| FRAGMENTO PROPUESTO |
En el entreacto que enlaza los fracasos de Rambouillet y el de esta semana, Kosovo ha conocido una escalada militar serbia sin precedentes. Violando todas sus promesas, Milosevic ha trasladado a la provincia o a sus límites, con la propia Serbia o con la vecina Macedonia, a 40.000 soldados y paramilitares y su material de guerra más moderno. Más de 60.000 civiles albaneses han huido en las últimas semanas por los recrecidos combates o por el terror que les inspira una fuerza de estas dimensiones concentrada para su exterminio. El general Wesley Clark, comandante supremo de la OTAN, aseguraba el viernes que "la situación empeora día a día" y daba cuenta de que los ataques serbios han destruido ya más del 50% de las casas albanesas en una buena parte de la provincia, del tamaño de Asturias.

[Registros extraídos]
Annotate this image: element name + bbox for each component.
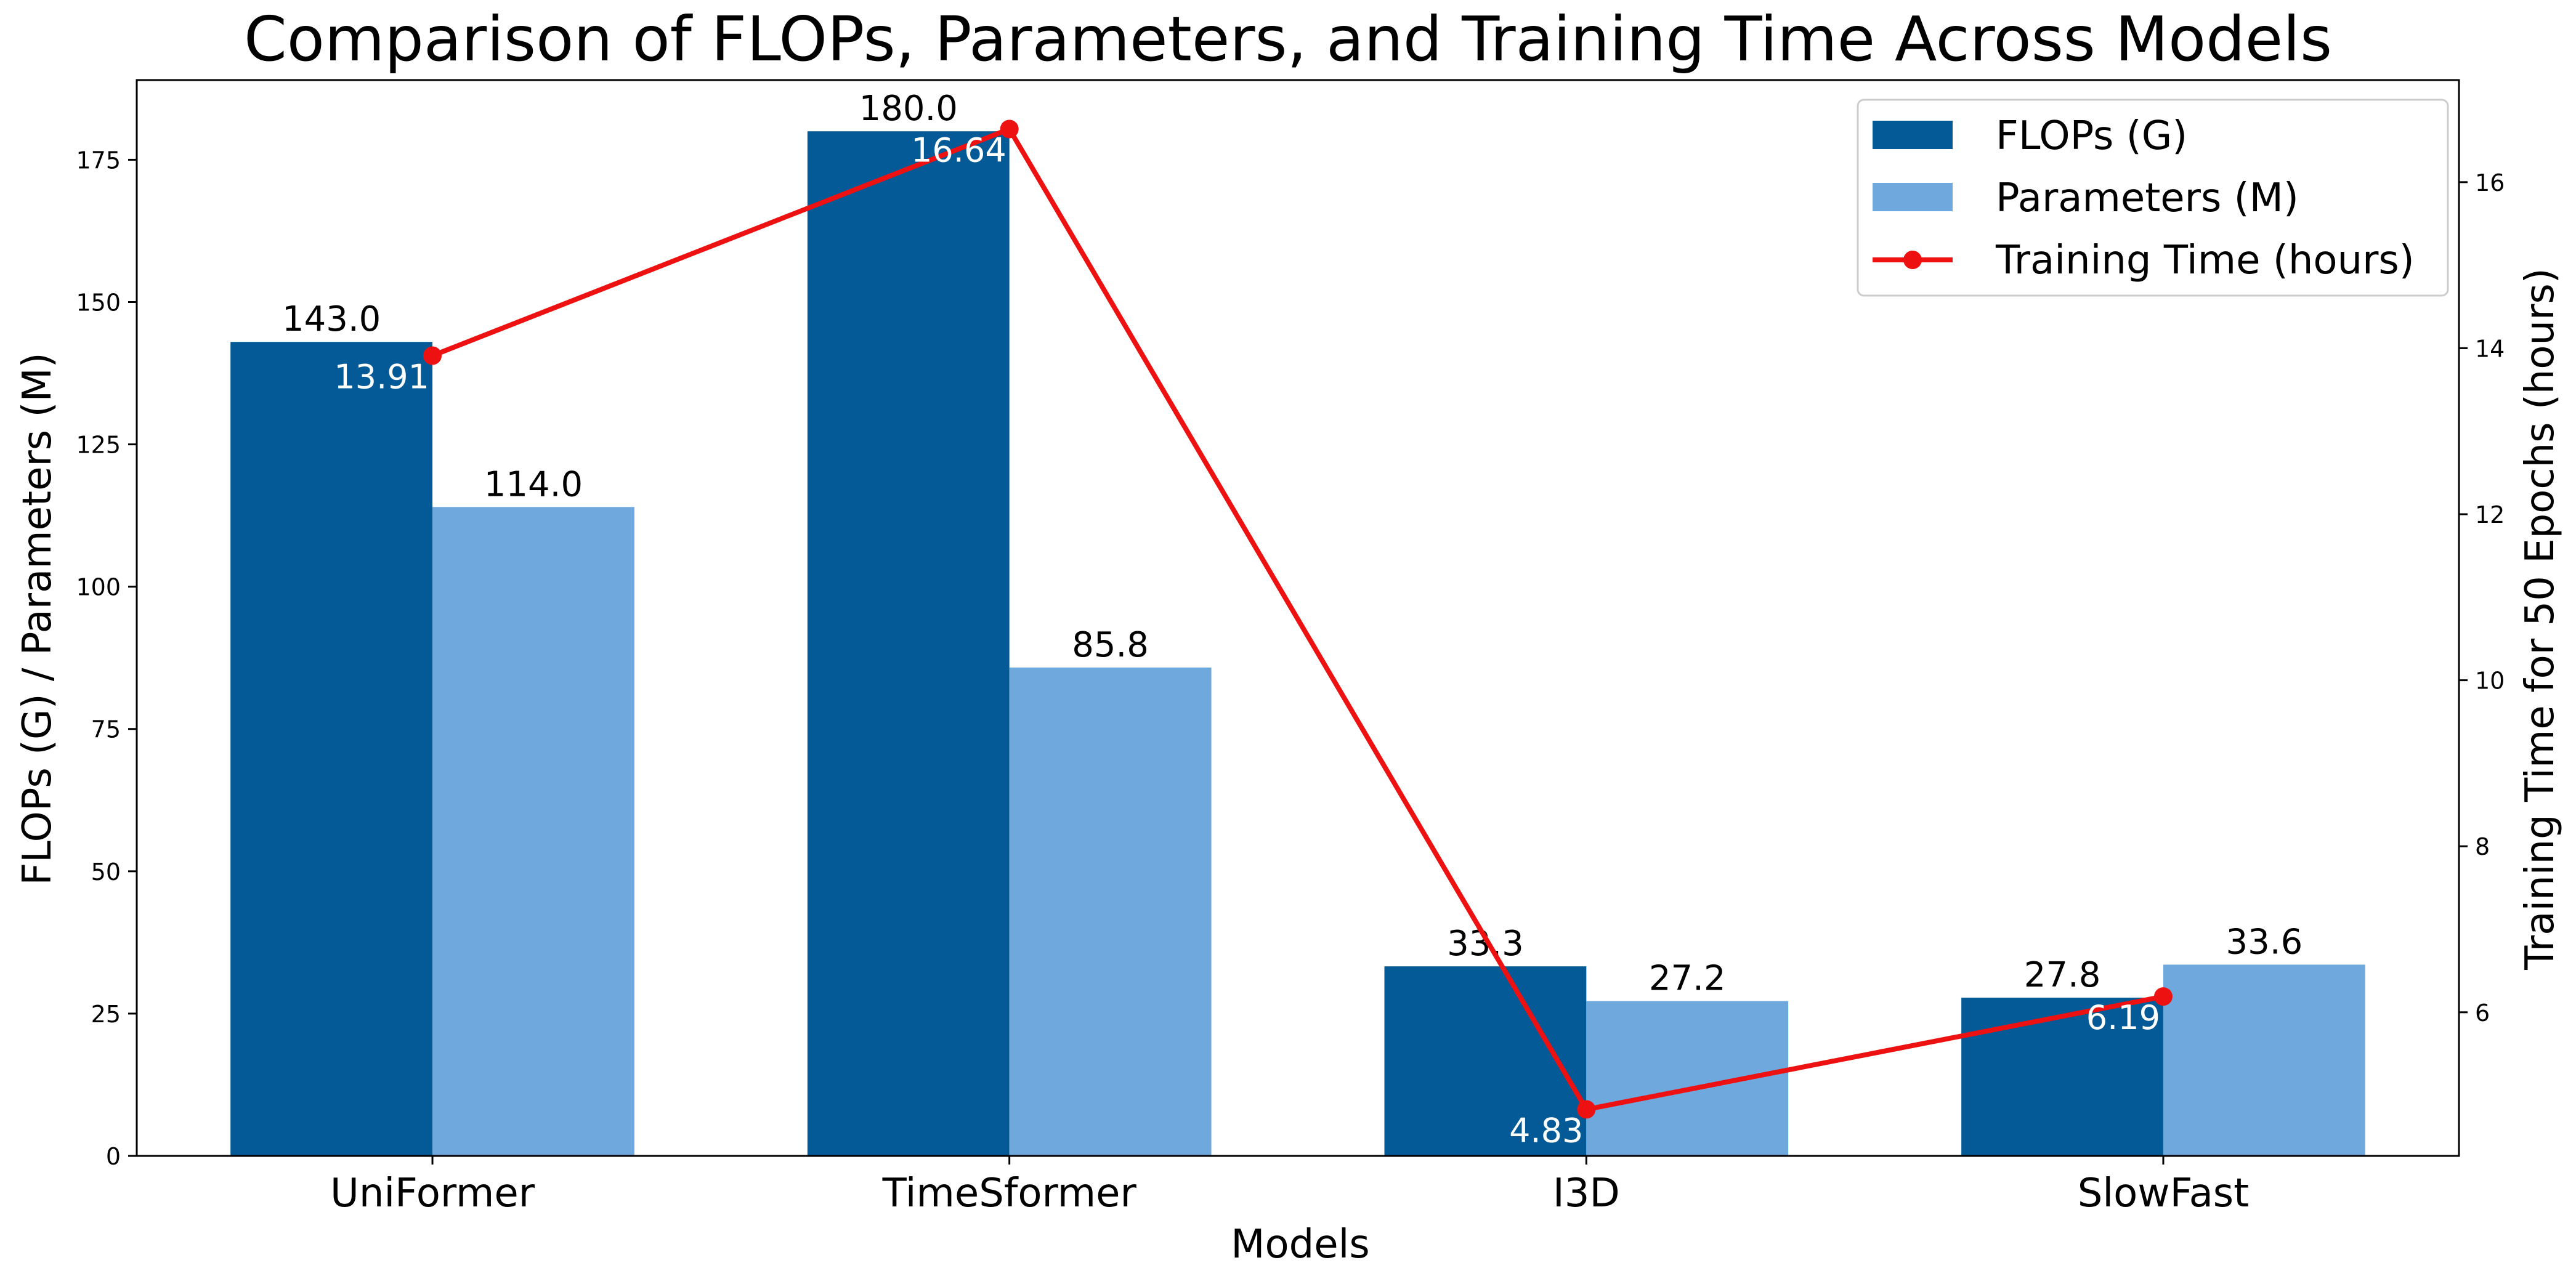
x-tick-label: SlowFast	[2078, 1171, 2250, 1216]
training-time-marker	[1577, 1100, 1596, 1119]
y2-axis-label: Training Time for 50 Epochs (hours)	[2517, 268, 2563, 971]
bar-value-label: 33.6	[2226, 922, 2303, 962]
bar-flops-slowfast	[1961, 998, 2163, 1156]
y-tick-label: 0	[106, 1143, 121, 1170]
x-tick-label: TimeSformer	[882, 1171, 1137, 1216]
training-time-label: 13.91	[334, 358, 429, 397]
legend-marker	[1903, 251, 1922, 269]
bar-value-label: 27.2	[1649, 959, 1726, 999]
y-axis-label: FLOPs (G) / Parameters (M)	[15, 352, 60, 885]
training-time-marker	[2153, 987, 2173, 1006]
bar-value-label: 114.0	[484, 464, 583, 504]
y-tick-label: 25	[91, 1001, 121, 1028]
bar-params-timesformer	[1009, 667, 1212, 1156]
bar-value-label: 85.8	[1072, 625, 1149, 665]
legend-box	[1857, 99, 2449, 297]
y-tick-label: 175	[76, 147, 121, 174]
chart-title: Comparison of FLOPs, Parameters, and Tra…	[244, 3, 2332, 75]
bar-flops-i3d	[1384, 966, 1587, 1156]
legend-label: Training Time (hours)	[1995, 238, 2415, 283]
y2-tick-label: 14	[2475, 335, 2505, 362]
y-tick-label: 150	[76, 289, 121, 316]
bar-value-label: 33.3	[1447, 924, 1524, 964]
training-time-label: 4.83	[1509, 1112, 1583, 1150]
bar-value-label: 27.8	[2024, 955, 2101, 995]
legend-label: FLOPs (G)	[1996, 113, 2187, 159]
x-axis-label: Models	[1231, 1222, 1370, 1267]
bar-params-uniformer	[432, 507, 634, 1157]
legend-label: Parameters (M)	[1996, 176, 2299, 221]
bar-flops-uniformer	[230, 342, 433, 1156]
training-time-marker	[1000, 119, 1019, 139]
bar-value-label: 180.0	[859, 89, 958, 129]
y-tick-label: 100	[76, 574, 121, 601]
plot-frame	[136, 79, 2460, 1157]
x-tick-label: I3D	[1553, 1171, 1620, 1216]
y-tick-label: 50	[91, 858, 121, 886]
legend-swatch	[1873, 183, 1953, 211]
legend: FLOPs (G) Parameters (M) Training Time (ho…	[1857, 99, 2449, 297]
training-time-label: 16.64	[911, 131, 1007, 170]
training-time-label: 6.19	[2086, 998, 2160, 1037]
y2-tick-label: 6	[2475, 999, 2490, 1027]
bar-params-i3d	[1586, 1001, 1789, 1156]
y2-tick-label: 12	[2475, 501, 2505, 528]
x-tick-label: UniFormer	[330, 1171, 535, 1216]
bar-params-slowfast	[2163, 964, 2365, 1156]
bar-value-label: 143.0	[282, 299, 381, 339]
bar-flops-timesformer	[807, 131, 1010, 1157]
y-tick-label: 75	[91, 716, 121, 743]
y-tick-label: 125	[76, 432, 121, 459]
legend-swatch	[1873, 121, 1953, 149]
training-time-line	[431, 126, 2164, 1112]
y2-tick-label: 16	[2475, 169, 2505, 196]
y2-tick-label: 8	[2475, 833, 2490, 860]
training-time-marker	[423, 346, 442, 365]
y2-tick-label: 10	[2475, 668, 2505, 695]
plot-area: 143.0 180.0 33.3 27.8 114.0 85.8 27.2 33.6 13.91…	[76, 79, 2505, 1216]
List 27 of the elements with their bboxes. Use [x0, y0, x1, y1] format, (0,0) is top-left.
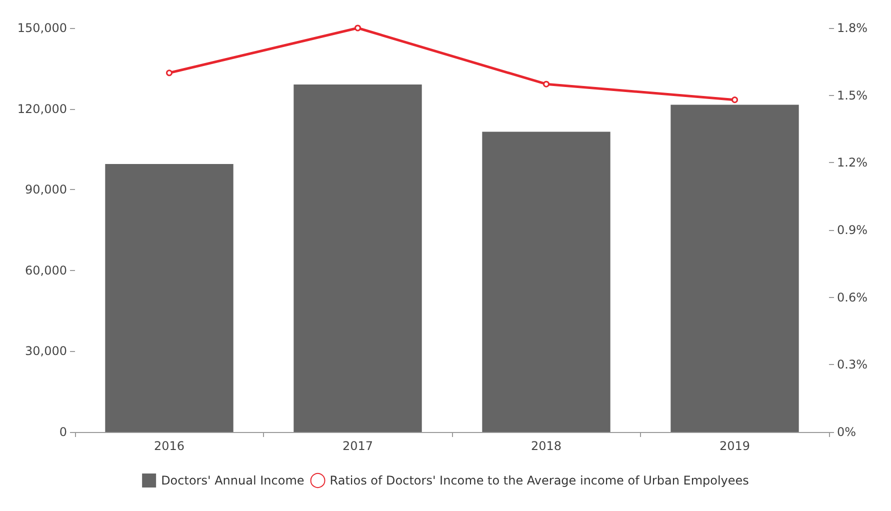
y2-tick-label: 0.6% — [837, 290, 868, 304]
y2-tick-label: 0% — [837, 425, 856, 439]
x-tick-label: 2017 — [342, 439, 374, 453]
point — [354, 24, 361, 32]
bar — [482, 132, 610, 432]
y-tick-label: 0 — [59, 425, 67, 439]
y2-tick-label: 0.9% — [837, 223, 868, 237]
x-tick-label: 2016 — [154, 439, 185, 453]
y2-tick-label: 1.2% — [837, 156, 868, 170]
x-tick-label: 2018 — [530, 439, 562, 453]
point — [166, 70, 172, 76]
y2-tick-label: 1.5% — [837, 88, 868, 102]
y-tick-label: 30,000 — [25, 344, 67, 358]
point — [543, 80, 550, 88]
y-tick-label: 150,000 — [17, 21, 67, 35]
bar — [105, 164, 234, 432]
y-tick-label: 60,000 — [25, 263, 67, 278]
bar — [294, 84, 422, 432]
legend-label: Ratios of Doctors' Income to the Average income of Urban Empolyees — [330, 474, 749, 488]
legend-label: Doctors' Annual Income — [161, 474, 304, 488]
x-tick-label: 2019 — [719, 439, 750, 453]
y2-tick-label: 0.3% — [837, 358, 868, 372]
y-tick-label: 120,000 — [17, 102, 67, 116]
point — [732, 96, 738, 104]
bar — [670, 104, 799, 432]
y2-tick-label: 1.8% — [837, 21, 868, 35]
y-tick-label: 90,000 — [25, 182, 67, 197]
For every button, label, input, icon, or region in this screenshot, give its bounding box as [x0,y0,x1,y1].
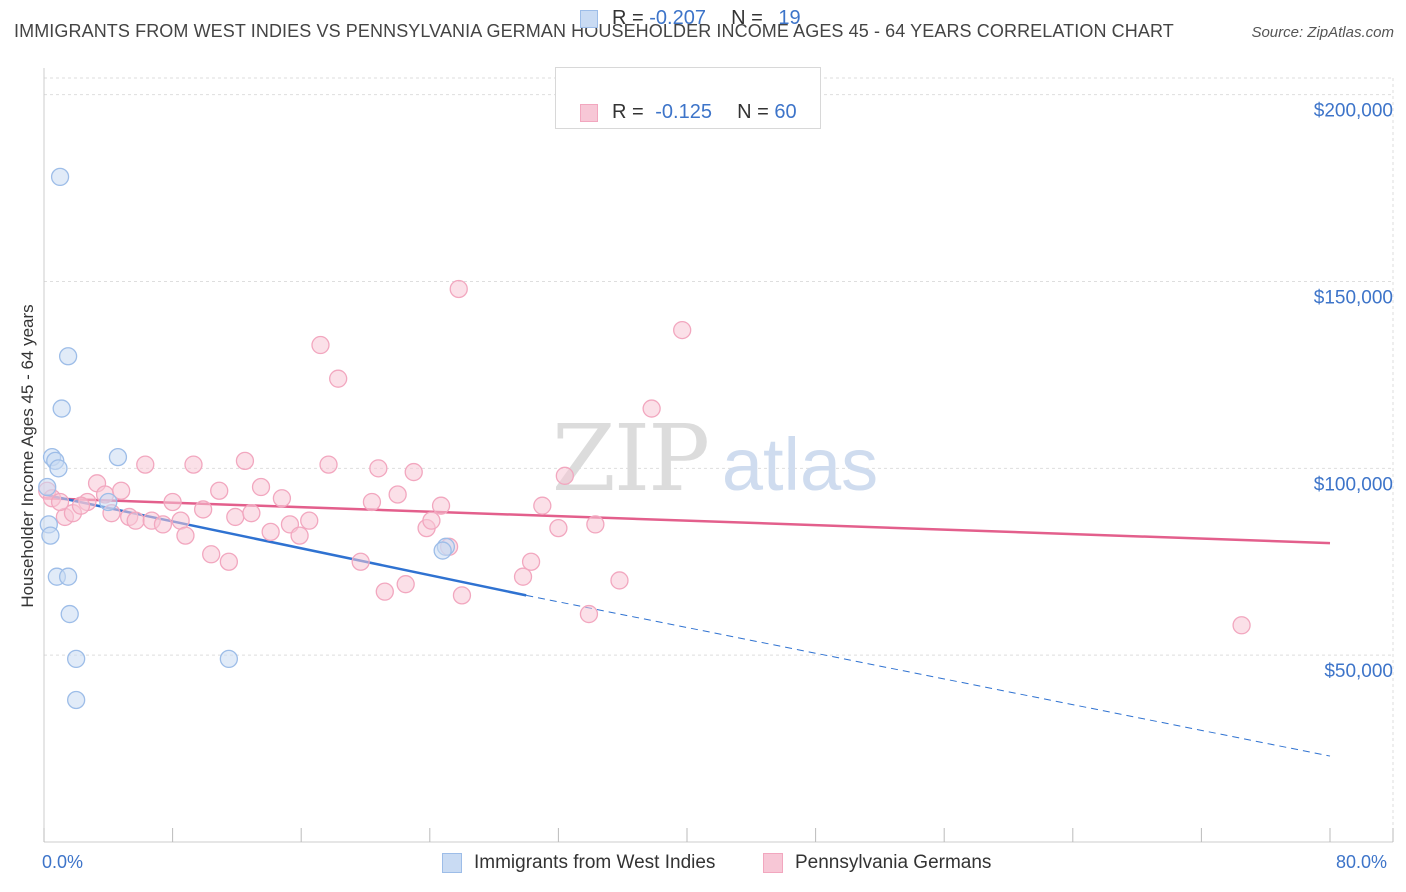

| EJERCICIOS |
**A)** Según el fragmento sobre Kosovo, ¿cuántos soldados y paramilitares ha trasladado Milosevic a la provincia o a sus límites?
**B)** Retoma el fragmento sobre Kosovo y prosigue la redacción a partir de su última oración.
El listado no guarda relación con el fragmento sobre Kosovo.

| RESPUESTAS ESPERADAS |
**A)** 40.000 soldados y paramilitares.

**B)**
El dictador serbio ha hecho perder la cara con su envite a un dividido Occidente. Milosevic, jugador de póquer, gana la mano apoyado en una opinión pública interna secuestrada por su demagogia y mediante la astuta explotación de los flagrantes desacuerdos en el Grupo de Contacto (EEUU, Europa y Rusia) y entre los mismos aliados de una OTAN que cumple en vilo su cincuentenario. Pero es tal la magnitud de su provocación, que cabría pensar en una estrategia oculta encaminada a que los misiles aliados le resuelvan finalmente su mayor apuro, el de ceder el mitológico Kosovo, cuya manipulación nacionalista fue la fuente de su poder, permitiéndole a la vez mantener el tipo ante los suyos.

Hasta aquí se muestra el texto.